Source passage:
"""
It is particularly advantageous with regard to lodging the contact conductors in the cavity in a space-saving way, but also with regard to a particularly reliable contacting with the module contacts or with the antenna contacts, if the contact conductors have a cross-section whose width amounts to at least ten times the height of said cross-section. Preferably, the terminal conductor is formed as a foil strip.

If the contact conductors have at least one kink, a controlled space-saving arrangement of the wire connections in the cavity, for instance by means of a leporello-like folding of the contact conductors, can be achieved.

If, for forming predetermined kinks, the contact conductors have a kink cross-section having a reduced cross-sectional area, the predetermined kinks can already be predefined by means of a corresponding subdivision of the contact conductors prior to the production of the wire connection. Preferably, the kink cross-section is formed in that the same has a reduced cross-sectional height.

The implementation of a reliable contacting, over the largest scale possible, between the antenna arranged in the card body and the contact conductors can further be enhanced in that, in particular in the case of an antenna formed by a wire conductor, the contact surface of the antenna contacts is formed by an antenna conductor end which is arranged in the shape of a meander and which pertains to the antenna conductor forming the antenna. Preferably, surface areas of the antenna conductor forming the contact surface are equipped with a flat contact portion, in order to further enlarge the contact surface between the antenna and the contact conductor.

Departing from a configuration of the antenna made from a wire conductor, all other antenna configurations, which means in particular also etched or printed antennas, are, however, also possible if the antenna contacts thereof can be contacted with a wire connection.

If the antenna conductor end which is arranged in the shape of a meander has antenna conductor sections spaced apart from one another by means of antenna conductor clearances, said antenna conductor sections protruding from the bottom of the cavity, the contact surface between the antenna conductor and the contact conductor or a wetting surface formed between the contact conductor and the antenna conductor in the area of the antenna conductor end arranged in the shape of a meander is further enlarged.

The above-described advantageous configuration of antenna ends arranged in the shape of a meander and having antenna conductor sections which are separated from one another by antenna conductor clearances, wherein the antenna conductor sections preferably protrude from the bottom of a cavity, is —also independently of the manner in which a subsequent contacting with a chip module is effected—particularly advantageous in the case of a chip card or of an antenna module of a chip card which is intended for being completed by a chip module, since, due to the configuration of the antenna conductor ends which are arranged in the shape of a meander and which are preferably equipped with flat portions of the antenna conductor ends for forming an enlarged contact surface, a particularly conductive electrical contacting and, at the same time, durable electrical contacting with the chip module is enabled.
"""
Dataset excerpts:
"""
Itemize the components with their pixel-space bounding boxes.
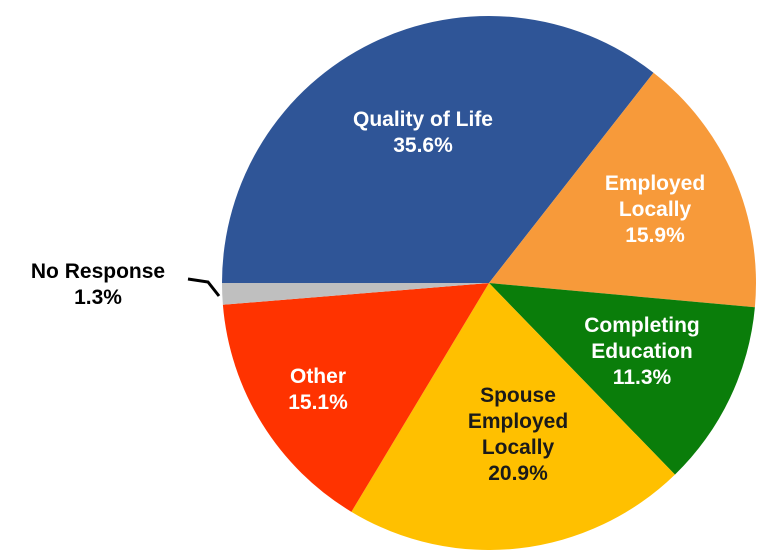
value-label: 11.3% [612, 366, 672, 389]
slice-label: Other 15.1% [268, 364, 368, 416]
pie-slice [222, 283, 489, 512]
category-label: Spouse Employed Locally [467, 384, 569, 459]
slice-label: No Response 1.3% [0, 259, 198, 311]
category-label: Completing Education [584, 314, 700, 363]
value-label: 35.6% [393, 134, 453, 157]
pie-slice [222, 283, 489, 305]
pie-slice [489, 283, 755, 475]
value-label: 15.9% [625, 224, 685, 247]
value-label: 15.1% [288, 391, 348, 414]
pie-slice [351, 283, 675, 550]
slice-label: Quality of Life 35.6% [313, 107, 533, 159]
slice-label: Employed Locally 15.9% [590, 171, 720, 249]
slice-label: Completing Education 11.3% [557, 313, 727, 391]
category-label: No Response [30, 260, 166, 283]
value-label: 1.3% [74, 286, 122, 309]
category-label: Quality of Life [352, 108, 493, 131]
pie-slice [222, 16, 654, 283]
category-label: Employed Locally [604, 172, 706, 221]
category-label: Other [289, 365, 346, 388]
slice-label: Spouse Employed Locally 20.9% [453, 383, 583, 487]
value-label: 20.9% [488, 462, 548, 485]
leader-line [187, 277, 221, 297]
pie-slice [489, 72, 757, 308]
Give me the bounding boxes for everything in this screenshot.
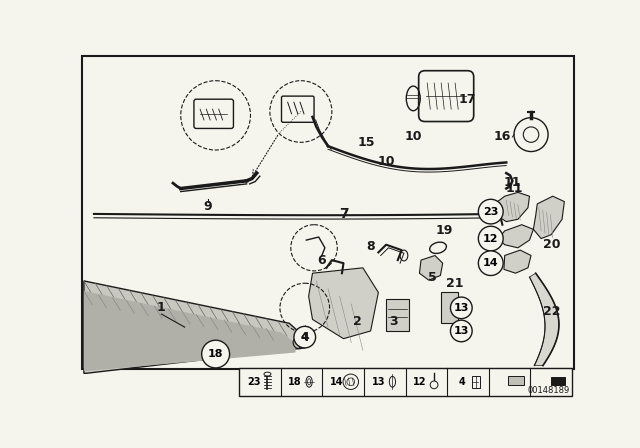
"""
Stated task 1:
In the chip card passage, restate the paragraph beginning "If, for forming predetermined kinks" more briefly, keeping its main facts.
Stated task 2:
According to the chip card passage, how wide must the contact conductors' cross-section be relative to its height?

Correct answer 1:
A kink cross-section with a reduced cross-sectional area gives the contact conductors predetermined kinks. These kinks can be set by subdividing the conductors before the wire connection is produced. The reduced area preferably comes from a reduced cross-sectional height.

Correct answer 2:
Its width is at least ten times its height.